Data entries

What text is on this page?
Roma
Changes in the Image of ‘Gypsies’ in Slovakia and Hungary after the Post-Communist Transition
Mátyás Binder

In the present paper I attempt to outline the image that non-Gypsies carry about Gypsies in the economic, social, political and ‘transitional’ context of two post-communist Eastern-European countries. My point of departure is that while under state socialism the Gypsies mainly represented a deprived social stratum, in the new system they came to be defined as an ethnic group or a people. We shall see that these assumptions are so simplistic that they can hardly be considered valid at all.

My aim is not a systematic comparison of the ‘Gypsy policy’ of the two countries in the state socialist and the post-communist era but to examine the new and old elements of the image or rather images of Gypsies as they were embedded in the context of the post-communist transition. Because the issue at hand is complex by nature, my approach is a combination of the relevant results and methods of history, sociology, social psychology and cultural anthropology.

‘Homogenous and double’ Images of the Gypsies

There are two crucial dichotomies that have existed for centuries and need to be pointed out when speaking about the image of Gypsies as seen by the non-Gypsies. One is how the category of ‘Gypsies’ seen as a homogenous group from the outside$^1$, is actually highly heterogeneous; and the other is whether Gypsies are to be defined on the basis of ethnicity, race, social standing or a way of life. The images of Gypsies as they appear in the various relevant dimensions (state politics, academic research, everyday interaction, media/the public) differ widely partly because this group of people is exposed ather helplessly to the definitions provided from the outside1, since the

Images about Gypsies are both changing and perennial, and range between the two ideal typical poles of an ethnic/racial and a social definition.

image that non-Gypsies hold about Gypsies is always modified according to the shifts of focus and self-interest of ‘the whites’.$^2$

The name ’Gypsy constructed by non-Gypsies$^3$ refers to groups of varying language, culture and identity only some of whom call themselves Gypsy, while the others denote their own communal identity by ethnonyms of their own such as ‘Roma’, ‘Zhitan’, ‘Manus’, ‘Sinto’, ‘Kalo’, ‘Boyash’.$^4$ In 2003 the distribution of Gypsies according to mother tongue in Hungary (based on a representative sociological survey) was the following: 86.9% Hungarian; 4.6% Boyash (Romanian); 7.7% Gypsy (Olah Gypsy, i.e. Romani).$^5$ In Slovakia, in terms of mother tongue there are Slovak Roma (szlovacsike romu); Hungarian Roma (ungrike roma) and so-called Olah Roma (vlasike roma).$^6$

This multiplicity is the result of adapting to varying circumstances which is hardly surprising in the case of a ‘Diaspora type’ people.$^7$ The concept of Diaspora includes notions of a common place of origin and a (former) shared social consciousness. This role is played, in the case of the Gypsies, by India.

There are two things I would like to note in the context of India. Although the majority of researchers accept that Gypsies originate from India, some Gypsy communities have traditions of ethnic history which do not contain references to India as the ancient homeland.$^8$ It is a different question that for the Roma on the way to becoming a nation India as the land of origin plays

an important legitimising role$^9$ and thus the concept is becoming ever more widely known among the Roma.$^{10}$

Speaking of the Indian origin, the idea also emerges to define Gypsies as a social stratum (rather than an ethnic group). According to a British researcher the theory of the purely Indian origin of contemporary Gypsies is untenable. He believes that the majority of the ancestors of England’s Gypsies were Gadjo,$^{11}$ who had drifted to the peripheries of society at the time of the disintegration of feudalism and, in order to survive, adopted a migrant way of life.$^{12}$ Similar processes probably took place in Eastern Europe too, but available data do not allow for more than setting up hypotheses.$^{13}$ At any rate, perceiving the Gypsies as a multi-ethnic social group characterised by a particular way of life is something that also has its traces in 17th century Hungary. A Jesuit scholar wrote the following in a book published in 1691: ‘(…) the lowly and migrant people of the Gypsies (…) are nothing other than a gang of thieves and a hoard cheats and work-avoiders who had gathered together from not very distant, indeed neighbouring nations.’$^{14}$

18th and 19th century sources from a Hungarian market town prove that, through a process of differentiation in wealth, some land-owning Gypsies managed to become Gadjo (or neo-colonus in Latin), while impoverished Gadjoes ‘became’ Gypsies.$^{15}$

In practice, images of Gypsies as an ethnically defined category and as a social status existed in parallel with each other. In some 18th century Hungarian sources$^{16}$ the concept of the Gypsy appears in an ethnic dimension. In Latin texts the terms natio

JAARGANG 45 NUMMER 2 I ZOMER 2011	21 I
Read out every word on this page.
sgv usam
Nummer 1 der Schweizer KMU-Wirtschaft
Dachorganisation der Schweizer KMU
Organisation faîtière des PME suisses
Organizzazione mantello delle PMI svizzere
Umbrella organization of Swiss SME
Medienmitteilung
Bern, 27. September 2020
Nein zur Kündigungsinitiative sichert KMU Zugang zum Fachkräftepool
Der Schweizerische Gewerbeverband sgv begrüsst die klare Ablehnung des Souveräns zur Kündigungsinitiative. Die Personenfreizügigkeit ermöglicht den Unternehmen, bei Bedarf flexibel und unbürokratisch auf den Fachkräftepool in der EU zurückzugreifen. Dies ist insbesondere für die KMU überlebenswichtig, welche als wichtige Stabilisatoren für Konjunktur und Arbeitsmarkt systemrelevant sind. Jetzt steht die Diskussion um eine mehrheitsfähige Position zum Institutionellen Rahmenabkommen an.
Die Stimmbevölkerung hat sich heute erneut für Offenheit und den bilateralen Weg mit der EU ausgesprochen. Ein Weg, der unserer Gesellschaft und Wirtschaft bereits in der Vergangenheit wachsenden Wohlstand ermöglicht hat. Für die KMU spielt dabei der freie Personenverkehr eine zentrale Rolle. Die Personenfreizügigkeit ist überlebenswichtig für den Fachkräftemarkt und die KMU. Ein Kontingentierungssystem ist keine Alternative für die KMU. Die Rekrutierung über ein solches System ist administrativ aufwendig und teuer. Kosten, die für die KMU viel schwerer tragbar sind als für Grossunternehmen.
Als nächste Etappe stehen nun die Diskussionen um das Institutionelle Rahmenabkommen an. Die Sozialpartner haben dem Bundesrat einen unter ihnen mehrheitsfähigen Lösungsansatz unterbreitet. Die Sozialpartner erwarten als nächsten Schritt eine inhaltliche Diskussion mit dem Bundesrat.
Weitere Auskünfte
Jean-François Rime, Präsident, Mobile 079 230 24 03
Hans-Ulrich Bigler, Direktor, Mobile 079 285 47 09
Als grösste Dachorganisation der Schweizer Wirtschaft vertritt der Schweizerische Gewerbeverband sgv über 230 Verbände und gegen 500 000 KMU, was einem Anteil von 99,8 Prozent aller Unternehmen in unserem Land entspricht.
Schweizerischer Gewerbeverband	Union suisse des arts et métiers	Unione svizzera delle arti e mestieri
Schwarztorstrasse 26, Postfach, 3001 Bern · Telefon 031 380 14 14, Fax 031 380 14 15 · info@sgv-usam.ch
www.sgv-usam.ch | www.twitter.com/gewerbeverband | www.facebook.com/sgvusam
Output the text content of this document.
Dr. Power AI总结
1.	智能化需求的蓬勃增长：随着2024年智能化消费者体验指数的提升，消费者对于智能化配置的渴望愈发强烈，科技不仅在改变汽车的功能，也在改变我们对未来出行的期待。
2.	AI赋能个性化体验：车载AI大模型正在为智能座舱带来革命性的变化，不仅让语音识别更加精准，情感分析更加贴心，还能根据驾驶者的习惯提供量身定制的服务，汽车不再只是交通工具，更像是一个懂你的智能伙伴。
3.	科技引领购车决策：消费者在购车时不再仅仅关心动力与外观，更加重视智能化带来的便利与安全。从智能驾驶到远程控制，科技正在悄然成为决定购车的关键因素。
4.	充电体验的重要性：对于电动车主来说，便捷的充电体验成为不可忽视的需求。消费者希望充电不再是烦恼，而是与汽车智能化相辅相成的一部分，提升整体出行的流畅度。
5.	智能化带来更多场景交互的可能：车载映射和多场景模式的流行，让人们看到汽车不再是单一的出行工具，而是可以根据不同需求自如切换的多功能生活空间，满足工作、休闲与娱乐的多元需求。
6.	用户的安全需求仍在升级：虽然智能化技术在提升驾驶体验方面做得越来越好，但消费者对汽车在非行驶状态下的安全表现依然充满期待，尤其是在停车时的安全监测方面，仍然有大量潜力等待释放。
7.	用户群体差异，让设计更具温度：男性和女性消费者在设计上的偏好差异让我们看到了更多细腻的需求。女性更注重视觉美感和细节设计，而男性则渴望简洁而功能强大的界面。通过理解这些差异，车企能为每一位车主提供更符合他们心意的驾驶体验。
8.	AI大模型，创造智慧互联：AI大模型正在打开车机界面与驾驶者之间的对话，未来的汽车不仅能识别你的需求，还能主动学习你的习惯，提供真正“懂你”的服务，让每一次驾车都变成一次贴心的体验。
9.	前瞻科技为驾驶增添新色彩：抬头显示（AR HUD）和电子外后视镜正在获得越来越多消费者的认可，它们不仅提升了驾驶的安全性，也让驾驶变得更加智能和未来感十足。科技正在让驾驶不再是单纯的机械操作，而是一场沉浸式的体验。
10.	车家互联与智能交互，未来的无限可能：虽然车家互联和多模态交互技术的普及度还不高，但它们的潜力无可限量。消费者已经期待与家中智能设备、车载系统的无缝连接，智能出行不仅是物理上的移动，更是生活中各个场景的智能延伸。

[Requirements] Your answer should consist only of the lines from the one with "Output the text content of this document." through the end of the data above, reproduced exactly.

[Expected answer]
Output the text content of this document.
Dr. Power AI总结
1.	智能化需求的蓬勃增长：随着2024年智能化消费者体验指数的提升，消费者对于智能化配置的渴望愈发强烈，科技不仅在改变汽车的功能，也在改变我们对未来出行的期待。
2.	AI赋能个性化体验：车载AI大模型正在为智能座舱带来革命性的变化，不仅让语音识别更加精准，情感分析更加贴心，还能根据驾驶者的习惯提供量身定制的服务，汽车不再只是交通工具，更像是一个懂你的智能伙伴。
3.	科技引领购车决策：消费者在购车时不再仅仅关心动力与外观，更加重视智能化带来的便利与安全。从智能驾驶到远程控制，科技正在悄然成为决定购车的关键因素。
4.	充电体验的重要性：对于电动车主来说，便捷的充电体验成为不可忽视的需求。消费者希望充电不再是烦恼，而是与汽车智能化相辅相成的一部分，提升整体出行的流畅度。
5.	智能化带来更多场景交互的可能：车载映射和多场景模式的流行，让人们看到汽车不再是单一的出行工具，而是可以根据不同需求自如切换的多功能生活空间，满足工作、休闲与娱乐的多元需求。
6.	用户的安全需求仍在升级：虽然智能化技术在提升驾驶体验方面做得越来越好，但消费者对汽车在非行驶状态下的安全表现依然充满期待，尤其是在停车时的安全监测方面，仍然有大量潜力等待释放。
7.	用户群体差异，让设计更具温度：男性和女性消费者在设计上的偏好差异让我们看到了更多细腻的需求。女性更注重视觉美感和细节设计，而男性则渴望简洁而功能强大的界面。通过理解这些差异，车企能为每一位车主提供更符合他们心意的驾驶体验。
8.	AI大模型，创造智慧互联：AI大模型正在打开车机界面与驾驶者之间的对话，未来的汽车不仅能识别你的需求，还能主动学习你的习惯，提供真正“懂你”的服务，让每一次驾车都变成一次贴心的体验。
9.	前瞻科技为驾驶增添新色彩：抬头显示（AR HUD）和电子外后视镜正在获得越来越多消费者的认可，它们不仅提升了驾驶的安全性，也让驾驶变得更加智能和未来感十足。科技正在让驾驶不再是单纯的机械操作，而是一场沉浸式的体验。
10.	车家互联与智能交互，未来的无限可能：虽然车家互联和多模态交互技术的普及度还不高，但它们的潜力无可限量。消费者已经期待与家中智能设备、车载系统的无缝连接，智能出行不仅是物理上的移动，更是生活中各个场景的智能延伸。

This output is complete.